DESCRIPTION OF THE TASK:
Isolate every line in the data with the string "took" and copy it.

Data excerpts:
══════════

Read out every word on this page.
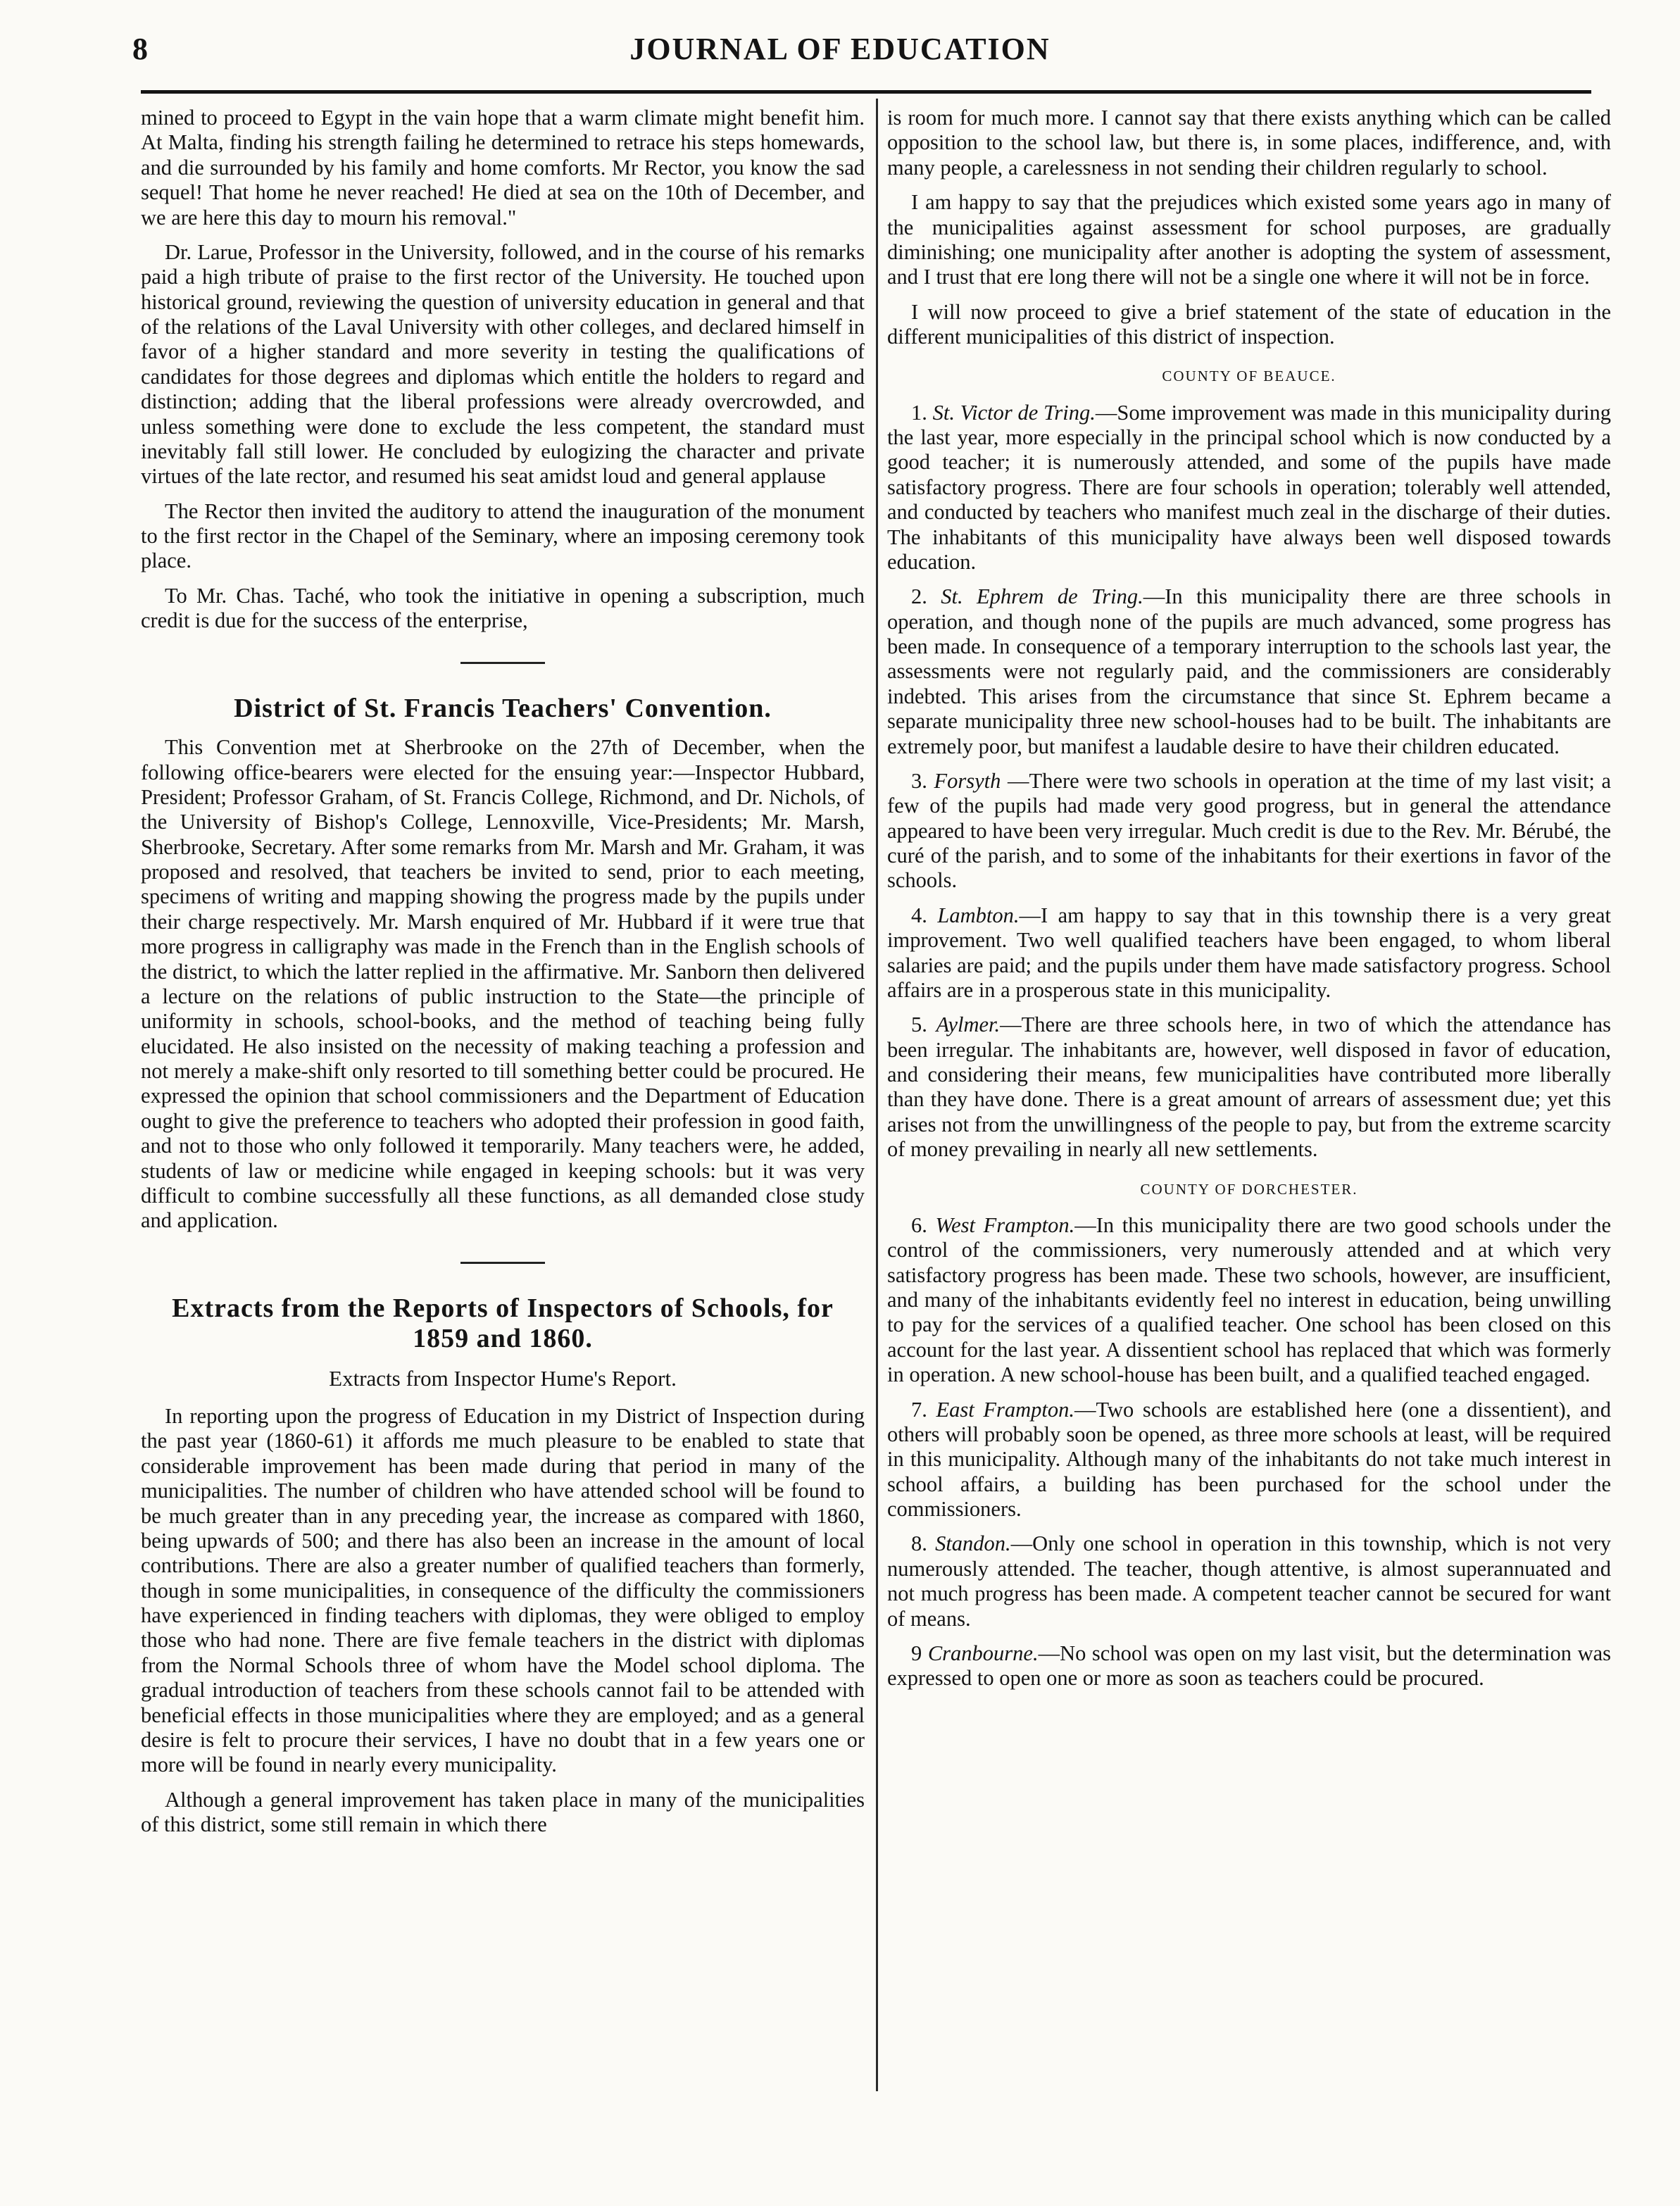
8	JOURNAL OF EDUCATION

mined to proceed to Egypt in the vain hope that a warm climate might benefit him. At Malta, finding his strength failing he determined to retrace his steps homewards, and die surrounded by his family and home comforts. Mr Rector, you know the sad sequel! That home he never reached! He died at sea on the 10th of December, and we are here this day to mourn his removal."

Dr. Larue, Professor in the University, followed, and in the course of his remarks paid a high tribute of praise to the first rector of the University. He touched upon historical ground, reviewing the question of university education in general and that of the relations of the Laval University with other colleges, and declared himself in favor of a higher standard and more severity in testing the qualifications of candidates for those degrees and diplomas which entitle the holders to regard and distinction; adding that the liberal professions were already overcrowded, and unless something were done to exclude the less competent, the standard must inevitably fall still lower. He concluded by eulogizing the character and private virtues of the late rector, and resumed his seat amidst loud and general applause

The Rector then invited the auditory to attend the inauguration of the monument to the first rector in the Chapel of the Seminary, where an imposing ceremony took place.

To Mr. Chas. Taché, who took the initiative in opening a subscription, much credit is due for the success of the enterprise,

District of St. Francis Teachers' Convention.

This Convention met at Sherbrooke on the 27th of December, when the following office-bearers were elected for the ensuing year:—Inspector Hubbard, President; Professor Graham, of St. Francis College, Richmond, and Dr. Nichols, of the University of Bishop's College, Lennoxville, Vice-Presidents; Mr. Marsh, Sherbrooke, Secretary. After some remarks from Mr. Marsh and Mr. Graham, it was proposed and resolved, that teachers be invited to send, prior to each meeting, specimens of writing and mapping showing the progress made by the pupils under their charge respectively. Mr. Marsh enquired of Mr. Hubbard if it were true that more progress in calligraphy was made in the French than in the English schools of the district, to which the latter replied in the affirmative. Mr. Sanborn then delivered a lecture on the relations of public instruction to the State—the principle of uniformity in schools, school-books, and the method of teaching being fully elucidated. He also insisted on the necessity of making teaching a profession and not merely a make-shift only resorted to till something better could be procured. He expressed the opinion that school commissioners and the Department of Education ought to give the preference to teachers who adopted their profession in good faith, and not to those who only followed it temporarily. Many teachers were, he added, students of law or medicine while engaged in keeping schools: but it was very difficult to combine successfully all these functions, as all demanded close study and application.

Extracts from the Reports of Inspectors of Schools, for 1859 and 1860.
Extracts from Inspector Hume's Report.

In reporting upon the progress of Education in my District of Inspection during the past year (1860-61) it affords me much pleasure to be enabled to state that considerable improvement has been made during that period in many of the municipalities. The number of children who have attended school will be found to be much greater than in any preceding year, the increase as compared with 1860, being upwards of 500; and there has also been an increase in the amount of local contributions. There are also a greater number of qualified teachers than formerly, though in some municipalities, in consequence of the difficulty the commissioners have experienced in finding teachers with diplomas, they were obliged to employ those who had none. There are five female teachers in the district with diplomas from the Normal Schools three of whom have the Model school diploma. The gradual introduction of teachers from these schools cannot fail to be attended with beneficial effects in those municipalities where they are employed; and as a general desire is felt to procure their services, I have no doubt that in a few years one or more will be found in nearly every municipality.

Although a general improvement has taken place in many of the municipalities of this district, some still remain in which there

is room for much more. I cannot say that there exists anything which can be called opposition to the school law, but there is, in some places, indifference, and, with many people, a carelessness in not sending their children regularly to school.

I am happy to say that the prejudices which existed some years ago in many of the municipalities against assessment for school purposes, are gradually diminishing; one municipality after another is adopting the system of assessment, and I trust that ere long there will not be a single one where it will not be in force.

I will now proceed to give a brief statement of the state of education in the different municipalities of this district of inspection.

COUNTY OF BEAUCE.

1. St. Victor de Tring.—Some improvement was made in this municipality during the last year, more especially in the principal school which is now conducted by a good teacher; it is numerously attended, and some of the pupils have made satisfactory progress. There are four schools in operation; tolerably well attended, and conducted by teachers who manifest much zeal in the discharge of their duties. The inhabitants of this municipality have always been well disposed towards education.

2. St. Ephrem de Tring.—In this municipality there are three schools in operation, and though none of the pupils are much advanced, some progress has been made. In consequence of a temporary interruption to the schools last year, the assessments were not regularly paid, and the commissioners are considerably indebted. This arises from the circumstance that since St. Ephrem became a separate municipality three new school-houses had to be built. The inhabitants are extremely poor, but manifest a laudable desire to have their children educated.

3. Forsyth —There were two schools in operation at the time of my last visit; a few of the pupils had made very good progress, but in general the attendance appeared to have been very irregular. Much credit is due to the Rev. Mr. Bérubé, the curé of the parish, and to some of the inhabitants for their exertions in favor of the schools.

4. Lambton.—I am happy to say that in this township there is a very great improvement. Two well qualified teachers have been engaged, to whom liberal salaries are paid; and the pupils under them have made satisfactory progress. School affairs are in a prosperous state in this municipality.

5. Aylmer.—There are three schools here, in two of which the attendance has been irregular. The inhabitants are, however, well disposed in favor of education, and considering their means, few municipalities have contributed more liberally than they have done. There is a great amount of arrears of assessment due; yet this arises not from the unwillingness of the people to pay, but from the extreme scarcity of money prevailing in nearly all new settlements.

COUNTY OF DORCHESTER.

6. West Frampton.—In this municipality there are two good schools under the control of the commissioners, very numerously attended and at which very satisfactory progress has been made. These two schools, however, are insufficient, and many of the inhabitants evidently feel no interest in education, being unwilling to pay for the services of a qualified teacher. One school has been closed on this account for the last year. A dissentient school has replaced that which was formerly in operation. A new school-house has been built, and a qualified teached engaged.

7. East Frampton.—Two schools are established here (one a dissentient), and others will probably soon be opened, as three more schools at least, will be required in this municipality. Although many of the inhabitants do not take much interest in school affairs, a building has been purchased for the school under the commissioners.

8. Standon.—Only one school in operation in this township, which is not very numerously attended. The teacher, though attentive, is almost superannuated and not much progress has been made. A competent teacher cannot be secured for want of means.

9 Cranbourne.—No school was open on my last visit, but the determination was expressed to open one or more as soon as teachers could be procured.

══════════

THE RESPONSE:
The Rector then invited the auditory to attend the inauguration of the monument to the first rector in the Chapel of the Seminary, where an imposing ceremony took place.
To Mr. Chas. Taché, who took the initiative in opening a subscription, much credit is due for the success of the enterprise,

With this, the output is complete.